> What needs to be done
Pull every "They" line out of the data below.

[Saved entries]
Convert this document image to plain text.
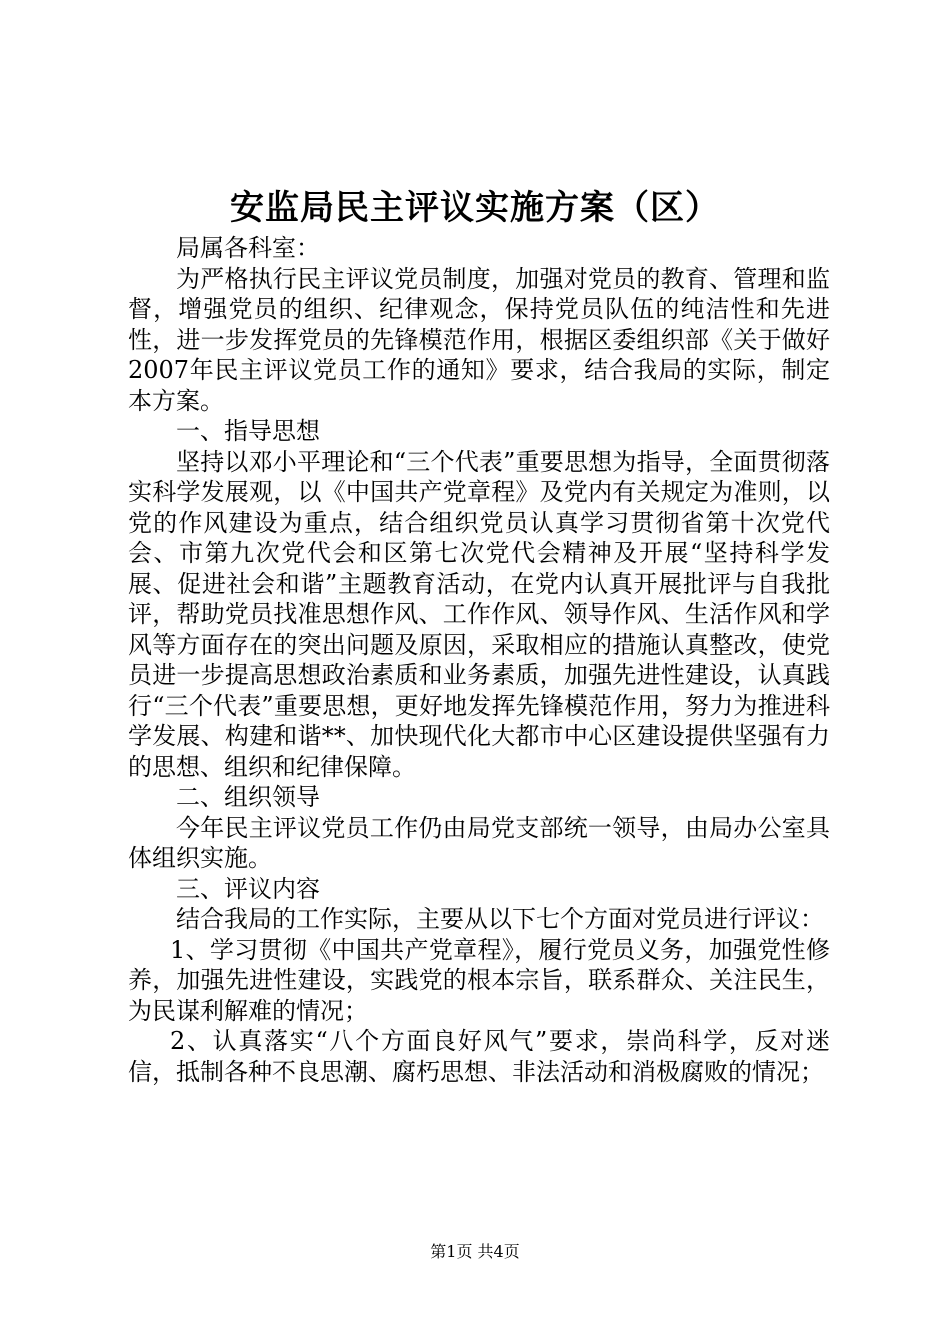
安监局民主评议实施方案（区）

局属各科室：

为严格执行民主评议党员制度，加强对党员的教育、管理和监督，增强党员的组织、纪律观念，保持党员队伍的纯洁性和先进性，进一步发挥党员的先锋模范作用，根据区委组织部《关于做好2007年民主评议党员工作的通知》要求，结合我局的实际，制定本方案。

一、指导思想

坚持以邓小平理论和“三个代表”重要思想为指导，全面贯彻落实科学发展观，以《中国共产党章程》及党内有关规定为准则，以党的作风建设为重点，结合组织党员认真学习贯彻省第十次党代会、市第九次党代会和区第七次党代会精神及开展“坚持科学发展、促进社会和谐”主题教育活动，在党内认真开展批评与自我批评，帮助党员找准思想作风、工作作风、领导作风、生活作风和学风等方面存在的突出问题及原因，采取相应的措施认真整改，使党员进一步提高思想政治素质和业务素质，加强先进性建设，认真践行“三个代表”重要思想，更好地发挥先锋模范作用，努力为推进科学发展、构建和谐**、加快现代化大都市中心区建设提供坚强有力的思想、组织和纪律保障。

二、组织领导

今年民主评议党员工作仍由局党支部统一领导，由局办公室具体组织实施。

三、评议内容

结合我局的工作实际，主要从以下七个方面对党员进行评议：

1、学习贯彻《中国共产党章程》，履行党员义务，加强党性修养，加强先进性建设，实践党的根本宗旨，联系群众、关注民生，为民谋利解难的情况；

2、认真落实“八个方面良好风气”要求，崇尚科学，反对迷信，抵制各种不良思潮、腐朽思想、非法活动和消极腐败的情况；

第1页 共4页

---

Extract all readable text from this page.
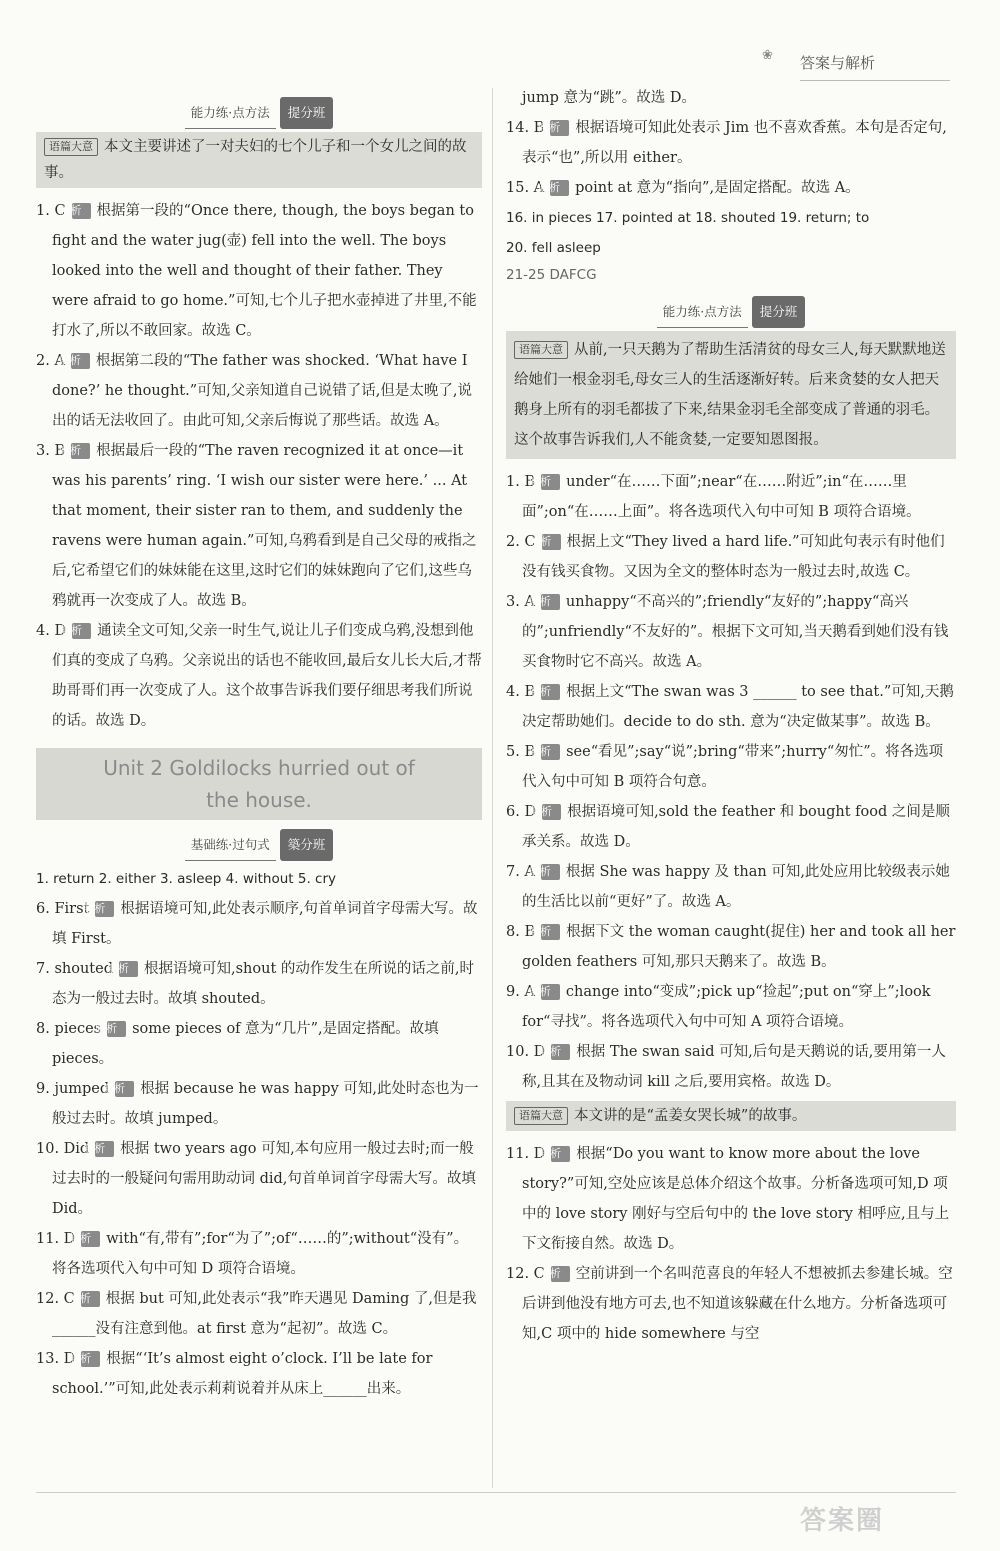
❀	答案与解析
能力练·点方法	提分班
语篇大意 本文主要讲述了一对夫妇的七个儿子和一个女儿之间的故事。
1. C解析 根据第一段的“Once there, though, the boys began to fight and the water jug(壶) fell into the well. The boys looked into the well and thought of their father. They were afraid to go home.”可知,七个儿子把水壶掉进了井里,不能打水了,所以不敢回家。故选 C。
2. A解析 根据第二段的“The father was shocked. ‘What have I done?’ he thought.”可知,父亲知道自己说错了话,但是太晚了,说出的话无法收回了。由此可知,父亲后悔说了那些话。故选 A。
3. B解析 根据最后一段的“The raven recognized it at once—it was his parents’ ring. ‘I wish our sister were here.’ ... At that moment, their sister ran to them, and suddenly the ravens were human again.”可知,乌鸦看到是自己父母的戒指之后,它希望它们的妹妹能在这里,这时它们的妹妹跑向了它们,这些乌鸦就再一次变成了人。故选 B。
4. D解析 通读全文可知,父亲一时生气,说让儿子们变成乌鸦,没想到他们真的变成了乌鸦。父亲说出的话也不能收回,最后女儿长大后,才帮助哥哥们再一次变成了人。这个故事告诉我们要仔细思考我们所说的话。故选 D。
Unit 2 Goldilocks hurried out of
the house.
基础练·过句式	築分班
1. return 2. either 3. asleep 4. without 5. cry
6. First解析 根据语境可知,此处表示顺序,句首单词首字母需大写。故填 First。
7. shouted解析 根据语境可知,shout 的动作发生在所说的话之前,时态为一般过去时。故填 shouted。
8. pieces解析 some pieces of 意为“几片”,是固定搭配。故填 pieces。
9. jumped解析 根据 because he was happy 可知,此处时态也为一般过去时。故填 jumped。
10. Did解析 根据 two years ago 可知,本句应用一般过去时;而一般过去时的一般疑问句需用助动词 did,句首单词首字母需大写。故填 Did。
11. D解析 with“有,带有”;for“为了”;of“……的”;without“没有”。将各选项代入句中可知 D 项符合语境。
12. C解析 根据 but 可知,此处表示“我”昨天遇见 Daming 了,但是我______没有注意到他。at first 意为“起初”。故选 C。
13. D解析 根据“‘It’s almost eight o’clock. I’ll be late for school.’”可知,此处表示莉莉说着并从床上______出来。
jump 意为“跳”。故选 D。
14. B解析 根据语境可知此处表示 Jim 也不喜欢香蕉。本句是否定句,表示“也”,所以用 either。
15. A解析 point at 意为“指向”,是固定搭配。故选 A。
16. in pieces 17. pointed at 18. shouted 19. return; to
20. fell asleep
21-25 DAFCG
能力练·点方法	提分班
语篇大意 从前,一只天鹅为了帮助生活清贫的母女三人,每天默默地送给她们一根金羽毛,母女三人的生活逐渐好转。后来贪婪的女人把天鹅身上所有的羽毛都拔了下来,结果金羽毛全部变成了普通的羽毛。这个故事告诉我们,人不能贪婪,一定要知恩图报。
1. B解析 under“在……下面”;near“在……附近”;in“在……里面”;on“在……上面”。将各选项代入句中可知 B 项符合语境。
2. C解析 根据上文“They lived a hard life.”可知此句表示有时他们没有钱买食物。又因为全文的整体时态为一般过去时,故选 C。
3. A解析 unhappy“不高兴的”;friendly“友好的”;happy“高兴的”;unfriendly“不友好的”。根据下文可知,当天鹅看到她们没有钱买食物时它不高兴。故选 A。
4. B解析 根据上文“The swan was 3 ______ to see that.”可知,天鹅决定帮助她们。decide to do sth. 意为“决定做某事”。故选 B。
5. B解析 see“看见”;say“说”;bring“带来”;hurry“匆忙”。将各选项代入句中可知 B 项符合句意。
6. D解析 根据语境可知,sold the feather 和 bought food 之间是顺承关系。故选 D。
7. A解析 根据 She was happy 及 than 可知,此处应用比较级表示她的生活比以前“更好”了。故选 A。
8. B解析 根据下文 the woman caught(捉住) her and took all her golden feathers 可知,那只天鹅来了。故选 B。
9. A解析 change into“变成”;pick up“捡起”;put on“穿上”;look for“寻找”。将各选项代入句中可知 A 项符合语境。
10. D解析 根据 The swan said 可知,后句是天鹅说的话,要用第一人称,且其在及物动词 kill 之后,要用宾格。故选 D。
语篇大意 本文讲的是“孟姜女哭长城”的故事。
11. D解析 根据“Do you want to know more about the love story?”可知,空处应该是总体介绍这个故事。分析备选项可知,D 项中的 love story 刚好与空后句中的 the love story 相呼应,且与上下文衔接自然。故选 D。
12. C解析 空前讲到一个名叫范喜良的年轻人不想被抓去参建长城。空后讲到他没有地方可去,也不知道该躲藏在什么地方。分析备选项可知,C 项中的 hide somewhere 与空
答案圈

> Response to this exercise
1. C解析 根据第一段的“Once there, though, the boys began to fight and the water jug(壶) fell into the well. The boys looked into the well and thought of their father. They were afraid to go home.”可知,七个儿子把水壶掉进了井里,不能打水了,所以不敢回家。故选 C。
2. C解析 根据上文“They lived a hard life.”可知此句表示有时他们没有钱买食物。又因为全文的整体时态为一般过去时,故选 C。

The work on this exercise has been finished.